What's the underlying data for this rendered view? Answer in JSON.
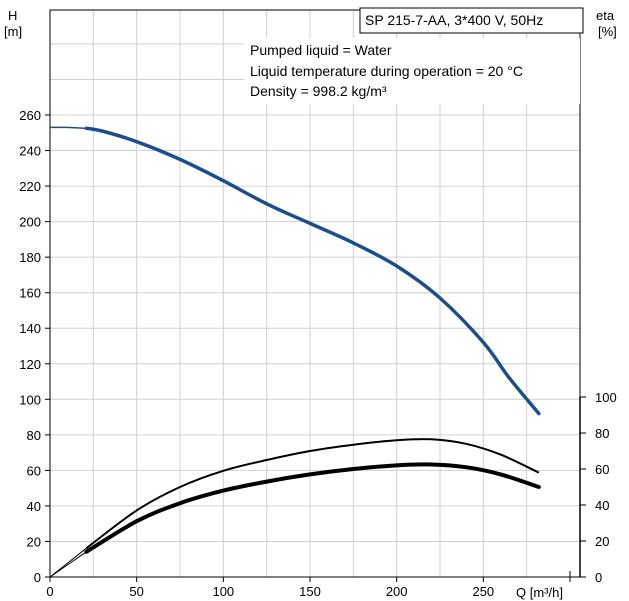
{
  "chart_data": {
    "type": "line",
    "title": "SP 215-7-AA, 3*400 V, 50Hz",
    "info": [
      "Pumped liquid = Water",
      "Liquid temperature during operation = 20 °C",
      "Density = 998.2 kg/m³"
    ],
    "xlabel": "Q [m³/h]",
    "ylabel_left_line1": "H",
    "ylabel_left_line2": "[m]",
    "ylabel_right_line1": "eta",
    "ylabel_right_line2": "[%]",
    "xlim": [
      0,
      300
    ],
    "ylim_left": [
      0,
      260
    ],
    "ylim_right": [
      0,
      100
    ],
    "x_ticks": [
      0,
      50,
      100,
      150,
      200,
      250
    ],
    "y_left_ticks": [
      0,
      20,
      40,
      60,
      80,
      100,
      120,
      140,
      160,
      180,
      200,
      220,
      240,
      260
    ],
    "y_right_ticks": [
      0,
      20,
      40,
      60,
      80,
      100
    ],
    "grid": true,
    "colors": {
      "head": "#1b4f8c",
      "efficiency": "#000000"
    },
    "series": [
      {
        "axis": "left",
        "dashed_segment_end_x": 21,
        "points": [
          [
            0,
            253
          ],
          [
            10,
            253
          ],
          [
            21,
            252.5
          ],
          [
            30,
            251
          ],
          [
            50,
            245
          ],
          [
            75,
            235
          ],
          [
            100,
            223
          ],
          [
            125,
            210
          ],
          [
            150,
            199
          ],
          [
            175,
            188
          ],
          [
            200,
            175
          ],
          [
            225,
            157
          ],
          [
            250,
            132
          ],
          [
            265,
            112
          ],
          [
            282,
            92
          ]
        ]
      },
      {
        "axis": "right",
        "points": [
          [
            0,
            0
          ],
          [
            21,
            16
          ],
          [
            50,
            37
          ],
          [
            75,
            50
          ],
          [
            100,
            59
          ],
          [
            125,
            65
          ],
          [
            150,
            70
          ],
          [
            175,
            73.5
          ],
          [
            200,
            76
          ],
          [
            220,
            76.5
          ],
          [
            240,
            74
          ],
          [
            260,
            68
          ],
          [
            282,
            58
          ]
        ]
      },
      {
        "axis": "right",
        "points": [
          [
            0,
            0
          ],
          [
            21,
            14
          ],
          [
            50,
            31
          ],
          [
            75,
            41
          ],
          [
            100,
            48
          ],
          [
            125,
            53
          ],
          [
            150,
            57
          ],
          [
            175,
            60
          ],
          [
            200,
            62
          ],
          [
            220,
            62.5
          ],
          [
            240,
            61
          ],
          [
            260,
            57
          ],
          [
            282,
            50
          ]
        ]
      }
    ]
  }
}
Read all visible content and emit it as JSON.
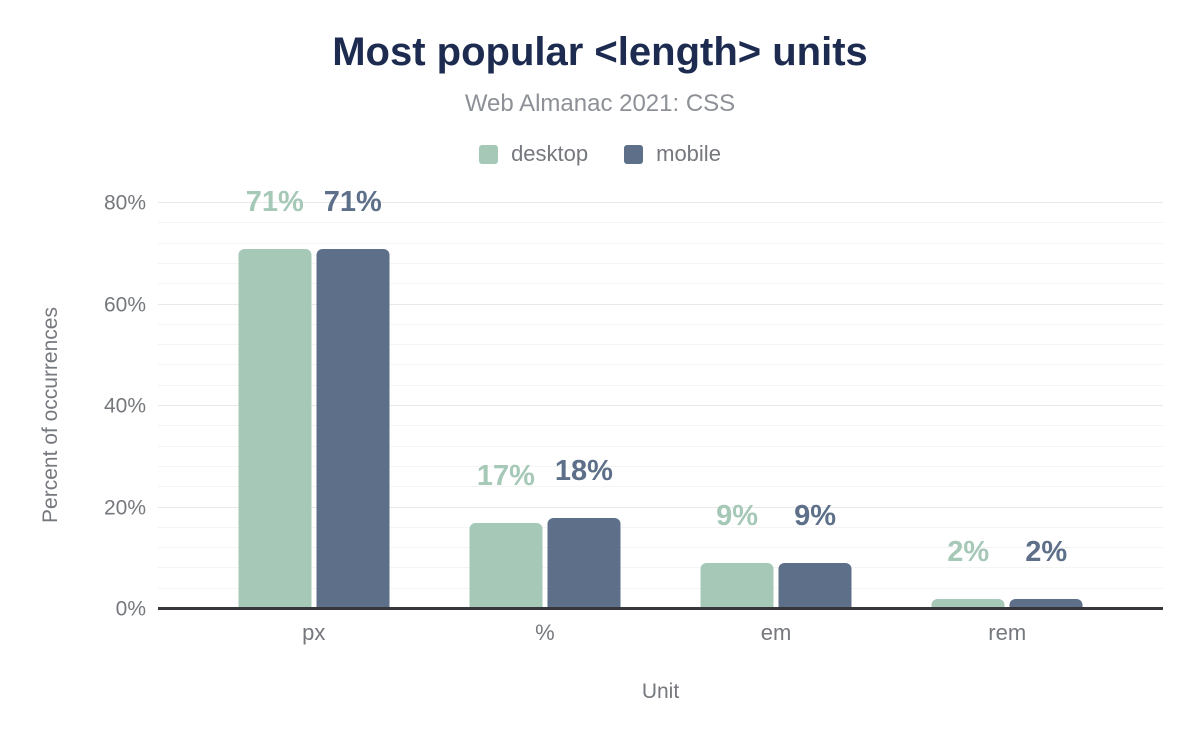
{
  "header": {
    "title": "Most popular <length> units",
    "subtitle": "Web Almanac 2021: CSS"
  },
  "legend": {
    "items": [
      {
        "label": "desktop",
        "color": "#a5c8b7"
      },
      {
        "label": "mobile",
        "color": "#5e7089"
      }
    ]
  },
  "chart_data": {
    "type": "bar",
    "categories": [
      "px",
      "%",
      "em",
      "rem"
    ],
    "series": [
      {
        "name": "desktop",
        "color": "#a5c8b7",
        "values": [
          71,
          17,
          9,
          2
        ],
        "value_labels": [
          "71%",
          "17%",
          "9%",
          "2%"
        ]
      },
      {
        "name": "mobile",
        "color": "#5e7089",
        "values": [
          71,
          18,
          9,
          2
        ],
        "value_labels": [
          "71%",
          "18%",
          "9%",
          "2%"
        ]
      }
    ],
    "title": "Most popular <length> units",
    "subtitle": "Web Almanac 2021: CSS",
    "xlabel": "Unit",
    "ylabel": "Percent of occurrences",
    "ylim": [
      0,
      87.3
    ],
    "yticks": [
      {
        "v": 0,
        "label": "0%"
      },
      {
        "v": 20,
        "label": "20%"
      },
      {
        "v": 40,
        "label": "40%"
      },
      {
        "v": 60,
        "label": "60%"
      },
      {
        "v": 80,
        "label": "80%"
      }
    ],
    "grid": {
      "on": true,
      "minor_step": 4,
      "major_step": 20,
      "max": 80
    },
    "legend_position": "top"
  },
  "colors": {
    "title": "#1c2b4f",
    "subtitle": "#8d9197",
    "axis_text": "#75787d",
    "grid_minor": "#f4f4f4",
    "grid_major": "#e9e9e9",
    "axis_line": "#35373a",
    "background": "#ffffff"
  }
}
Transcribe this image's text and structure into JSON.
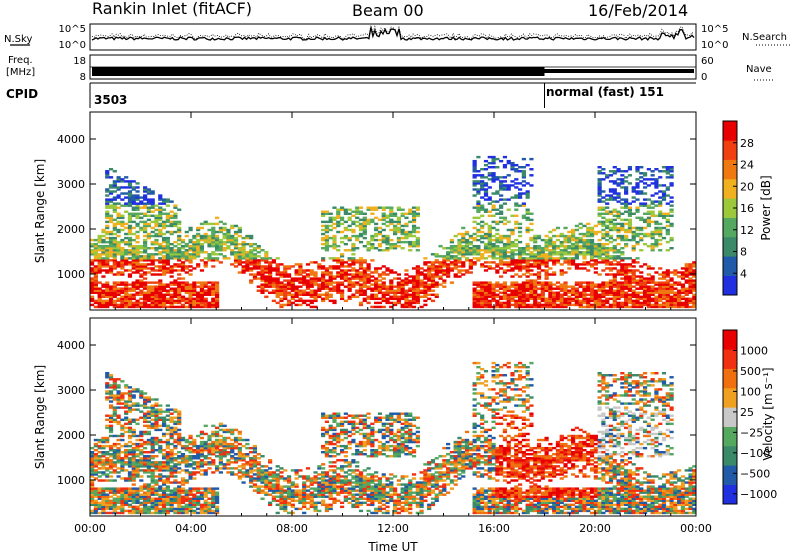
{
  "header": {
    "site": "Rankin Inlet (fitACF)",
    "beam": "Beam 00",
    "date": "16/Feb/2014"
  },
  "status_panels": {
    "nsky_label": "N.Sky",
    "nsearch_label": "N.Search",
    "noise_ticks": [
      "10^5",
      "10^0"
    ],
    "freq_label_1": "Freq.",
    "freq_label_2": "[MHz]",
    "freq_ticks": [
      "18",
      "8"
    ],
    "nave_label": "Nave",
    "nave_ticks": [
      "60",
      "0"
    ],
    "cpid_label": "CPID",
    "cpid_1": "3503",
    "cpid_2": "normal (fast) 151",
    "cpid_switch_hour": 18.0
  },
  "colors": {
    "power_scale": [
      "#2030e0",
      "#205aa8",
      "#3a8a6a",
      "#54a860",
      "#9cc83c",
      "#f0b020",
      "#f07810",
      "#f04010",
      "#e80000"
    ],
    "velocity_scale": [
      "#2030e0",
      "#205aa8",
      "#3a8a6a",
      "#54a860",
      "#c8c8c8",
      "#f0a020",
      "#f07010",
      "#f03010",
      "#e80000"
    ]
  },
  "chart_data": [
    {
      "type": "heatmap",
      "name": "power",
      "ylabel": "Slant Range [km]",
      "xlabel": "",
      "x_ticks": [
        "00:00",
        "04:00",
        "08:00",
        "12:00",
        "16:00",
        "20:00",
        "00:00"
      ],
      "x_range_hours": [
        0,
        24
      ],
      "y_ticks": [
        1000,
        2000,
        3000,
        4000
      ],
      "ylim": [
        200,
        4600
      ],
      "colorbar_label": "Power [dB]",
      "colorbar_ticks": [
        "28",
        "24",
        "20",
        "16",
        "12",
        "8",
        "4"
      ]
    },
    {
      "type": "heatmap",
      "name": "velocity",
      "ylabel": "Slant Range [km]",
      "xlabel": "Time UT",
      "x_ticks": [
        "00:00",
        "04:00",
        "08:00",
        "12:00",
        "16:00",
        "20:00",
        "00:00"
      ],
      "x_range_hours": [
        0,
        24
      ],
      "y_ticks": [
        1000,
        2000,
        3000,
        4000
      ],
      "ylim": [
        200,
        4600
      ],
      "colorbar_label": "Velocity [m s⁻¹]",
      "colorbar_ticks": [
        "1000",
        "500",
        "100",
        "25",
        "−25",
        "−100",
        "−500",
        "−1000"
      ]
    }
  ]
}
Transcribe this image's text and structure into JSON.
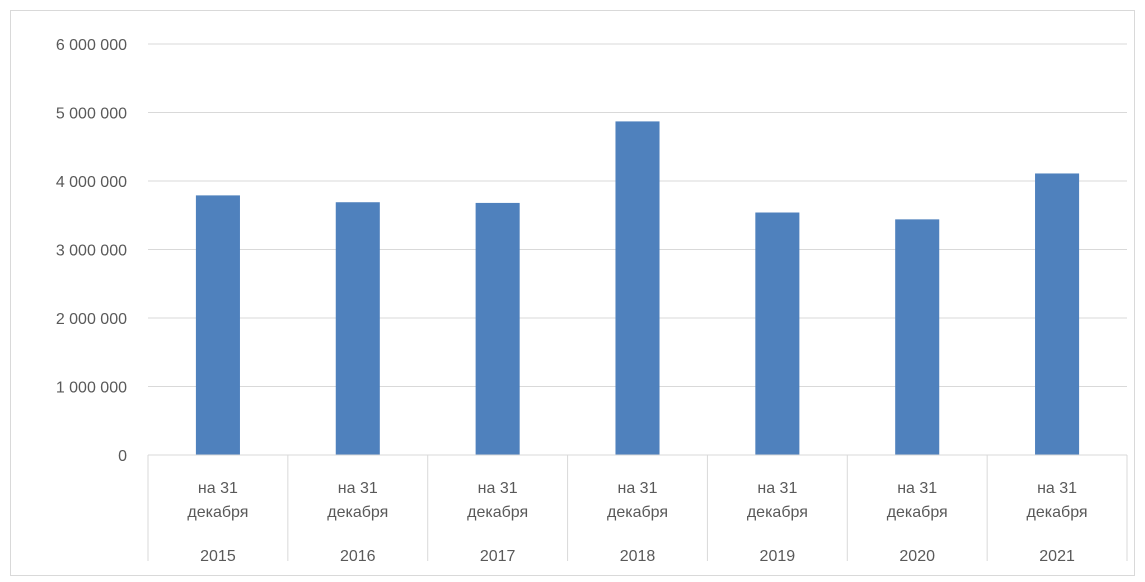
{
  "chart_data": {
    "type": "bar",
    "title": "",
    "xlabel": "",
    "ylabel": "",
    "ylim": [
      0,
      6000000
    ],
    "yticks": [
      0,
      1000000,
      2000000,
      3000000,
      4000000,
      5000000,
      6000000
    ],
    "ytick_labels": [
      "0",
      "1 000 000",
      "2 000 000",
      "3 000 000",
      "4 000 000",
      "5 000 000",
      "6 000 000"
    ],
    "grid": true,
    "legend": "none",
    "categories": [
      {
        "line1": "на 31",
        "line2": "декабря",
        "year": "2015"
      },
      {
        "line1": "на 31",
        "line2": "декабря",
        "year": "2016"
      },
      {
        "line1": "на 31",
        "line2": "декабря",
        "year": "2017"
      },
      {
        "line1": "на 31",
        "line2": "декабря",
        "year": "2018"
      },
      {
        "line1": "на 31",
        "line2": "декабря",
        "year": "2019"
      },
      {
        "line1": "на 31",
        "line2": "декабря",
        "year": "2020"
      },
      {
        "line1": "на 31",
        "line2": "декабря",
        "year": "2021"
      }
    ],
    "values": [
      3790000,
      3690000,
      3680000,
      4870000,
      3540000,
      3440000,
      4110000
    ],
    "colors": {
      "bar": "#4f81bd",
      "grid": "#d9d9d9",
      "axis": "#d9d9d9",
      "text": "#595959"
    }
  }
}
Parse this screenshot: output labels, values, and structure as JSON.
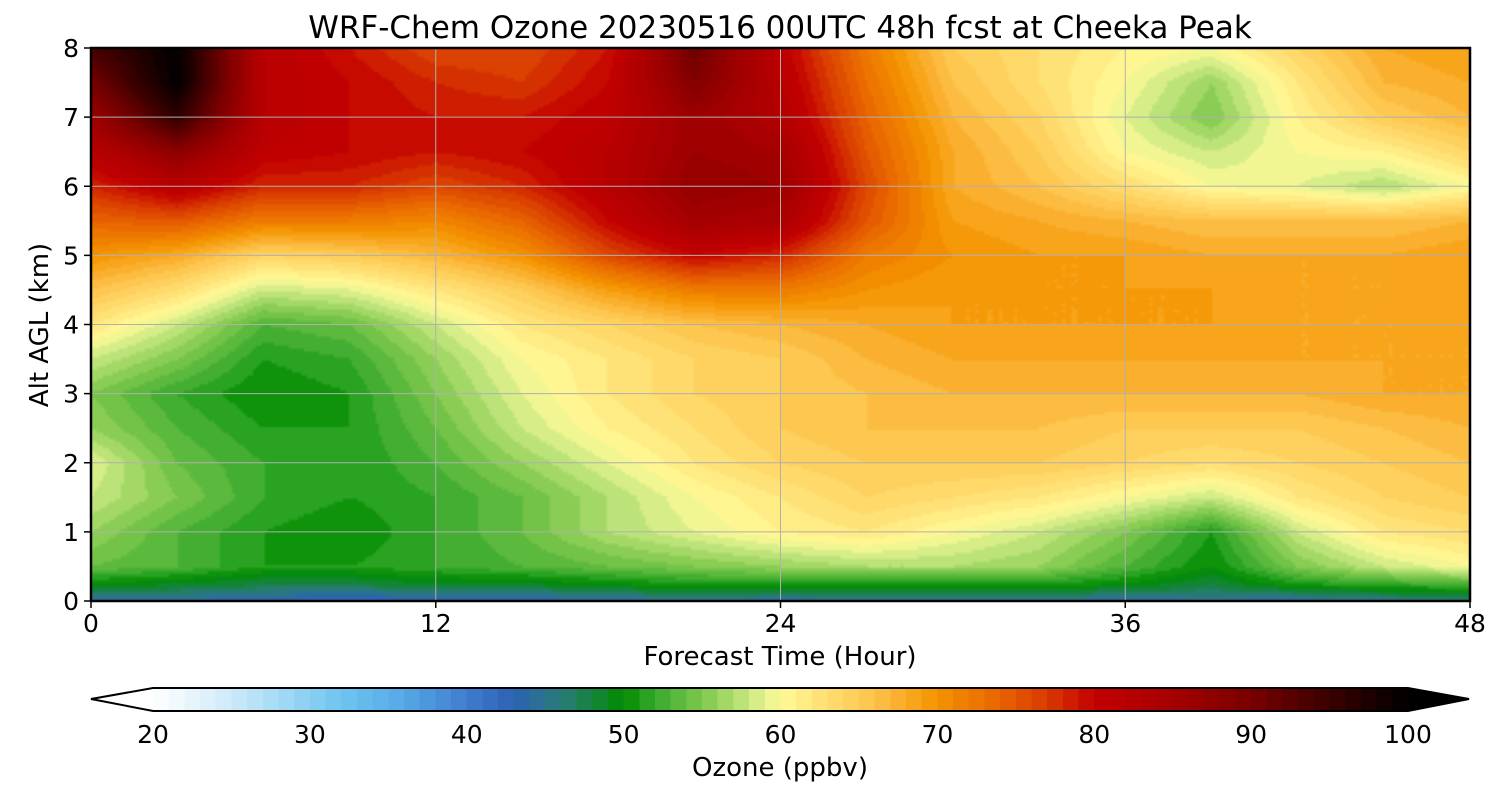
{
  "chart_data": {
    "type": "heatmap",
    "title": "WRF-Chem Ozone  20230516 00UTC 48h fcst at Cheeka Peak",
    "xlabel": "Forecast Time (Hour)",
    "ylabel": "Alt AGL (km)",
    "xlim": [
      0,
      48
    ],
    "ylim": [
      0,
      8
    ],
    "xticks": [
      "0",
      "12",
      "24",
      "36",
      "48"
    ],
    "yticks": [
      "0",
      "1",
      "2",
      "3",
      "4",
      "5",
      "6",
      "7",
      "8"
    ],
    "grid": true,
    "x": [
      0,
      3,
      6,
      9,
      12,
      15,
      18,
      21,
      24,
      27,
      30,
      33,
      36,
      39,
      42,
      45,
      48
    ],
    "y": [
      0,
      0.25,
      0.5,
      1,
      1.5,
      2,
      2.5,
      3,
      3.5,
      4,
      4.5,
      5,
      5.5,
      6,
      6.5,
      7,
      7.5,
      8
    ],
    "z": [
      [
        44,
        44,
        43,
        42,
        43,
        43,
        44,
        45,
        44,
        45,
        45,
        45,
        44,
        45,
        44,
        45,
        46
      ],
      [
        50,
        49,
        48,
        48,
        49,
        49,
        50,
        51,
        51,
        51,
        51,
        51,
        50,
        48,
        51,
        52,
        53
      ],
      [
        54,
        53,
        51,
        51,
        52,
        53,
        54,
        55,
        56,
        57,
        57,
        56,
        53,
        50,
        55,
        58,
        60
      ],
      [
        56,
        53,
        51,
        50,
        52,
        54,
        57,
        59,
        61,
        62,
        60,
        58,
        55,
        51,
        58,
        62,
        63
      ],
      [
        58,
        55,
        52,
        51,
        52,
        54,
        57,
        60,
        62,
        64,
        63,
        62,
        60,
        58,
        62,
        64,
        65
      ],
      [
        59,
        54,
        52,
        51,
        53,
        56,
        59,
        62,
        64,
        65,
        65,
        65,
        64,
        63,
        64,
        65,
        66
      ],
      [
        56,
        53,
        51,
        51,
        54,
        58,
        61,
        63,
        65,
        66,
        66,
        66,
        65,
        65,
        65,
        66,
        67
      ],
      [
        55,
        52,
        50,
        51,
        55,
        59,
        62,
        64,
        65,
        66,
        67,
        67,
        67,
        67,
        67,
        68,
        68
      ],
      [
        58,
        55,
        51,
        52,
        56,
        60,
        62,
        64,
        65,
        67,
        68,
        68,
        68,
        68,
        68,
        68,
        68
      ],
      [
        62,
        58,
        53,
        54,
        58,
        62,
        64,
        66,
        67,
        68,
        69,
        69,
        69,
        69,
        68,
        68,
        68
      ],
      [
        66,
        63,
        58,
        59,
        62,
        65,
        69,
        72,
        72,
        70,
        69,
        69,
        69,
        69,
        68,
        68,
        69
      ],
      [
        70,
        68,
        64,
        65,
        67,
        70,
        76,
        80,
        78,
        72,
        70,
        69,
        69,
        68,
        68,
        68,
        69
      ],
      [
        74,
        75,
        72,
        72,
        71,
        74,
        80,
        85,
        84,
        75,
        69,
        68,
        67,
        66,
        66,
        66,
        67
      ],
      [
        78,
        82,
        78,
        78,
        76,
        78,
        82,
        87,
        86,
        76,
        68,
        66,
        63,
        60,
        59,
        57,
        60
      ],
      [
        82,
        88,
        81,
        80,
        79,
        80,
        82,
        86,
        85,
        75,
        68,
        65,
        60,
        58,
        60,
        61,
        64
      ],
      [
        86,
        96,
        82,
        80,
        79,
        79,
        81,
        86,
        83,
        74,
        67,
        64,
        59,
        55,
        61,
        65,
        67
      ],
      [
        90,
        100,
        82,
        80,
        78,
        77,
        80,
        89,
        82,
        73,
        66,
        63,
        60,
        56,
        62,
        67,
        68
      ],
      [
        94,
        100,
        82,
        79,
        76,
        76,
        79,
        91,
        81,
        72,
        65,
        63,
        61,
        60,
        64,
        68,
        69
      ]
    ],
    "colorbar": {
      "label": "Ozone  (ppbv)",
      "min": 20,
      "max": 100,
      "extend": "both",
      "ticks": [
        "20",
        "30",
        "40",
        "50",
        "60",
        "70",
        "80",
        "90",
        "100"
      ],
      "stops": [
        {
          "v": 20,
          "c": "#ffffff"
        },
        {
          "v": 24,
          "c": "#d8eefa"
        },
        {
          "v": 28,
          "c": "#a6dbf5"
        },
        {
          "v": 32,
          "c": "#6ec4f0"
        },
        {
          "v": 36,
          "c": "#56a8e6"
        },
        {
          "v": 40,
          "c": "#3f7ccd"
        },
        {
          "v": 43,
          "c": "#2c62b4"
        },
        {
          "v": 46,
          "c": "#2a7b7a"
        },
        {
          "v": 50,
          "c": "#008c00"
        },
        {
          "v": 52,
          "c": "#38a92d"
        },
        {
          "v": 55,
          "c": "#7ec84c"
        },
        {
          "v": 58,
          "c": "#c8e882"
        },
        {
          "v": 60,
          "c": "#fffb99"
        },
        {
          "v": 63,
          "c": "#ffdd70"
        },
        {
          "v": 66,
          "c": "#fdc24a"
        },
        {
          "v": 70,
          "c": "#f59300"
        },
        {
          "v": 74,
          "c": "#e86400"
        },
        {
          "v": 77,
          "c": "#d83a00"
        },
        {
          "v": 80,
          "c": "#c30000"
        },
        {
          "v": 85,
          "c": "#a50000"
        },
        {
          "v": 90,
          "c": "#780000"
        },
        {
          "v": 95,
          "c": "#3a0000"
        },
        {
          "v": 100,
          "c": "#000000"
        }
      ]
    }
  }
}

--------------------------------

### What is asked
Read through the entries and copy every line that includes "xlabel".

### Written reply
    "xlabel": "Q [m³/h]",
    "xlabel": "Unit",
      "xlabel": "",
      "xlabel": "Time UT",
    "xlabel": "",
    "xlabel": "Forecast Time (Hour)",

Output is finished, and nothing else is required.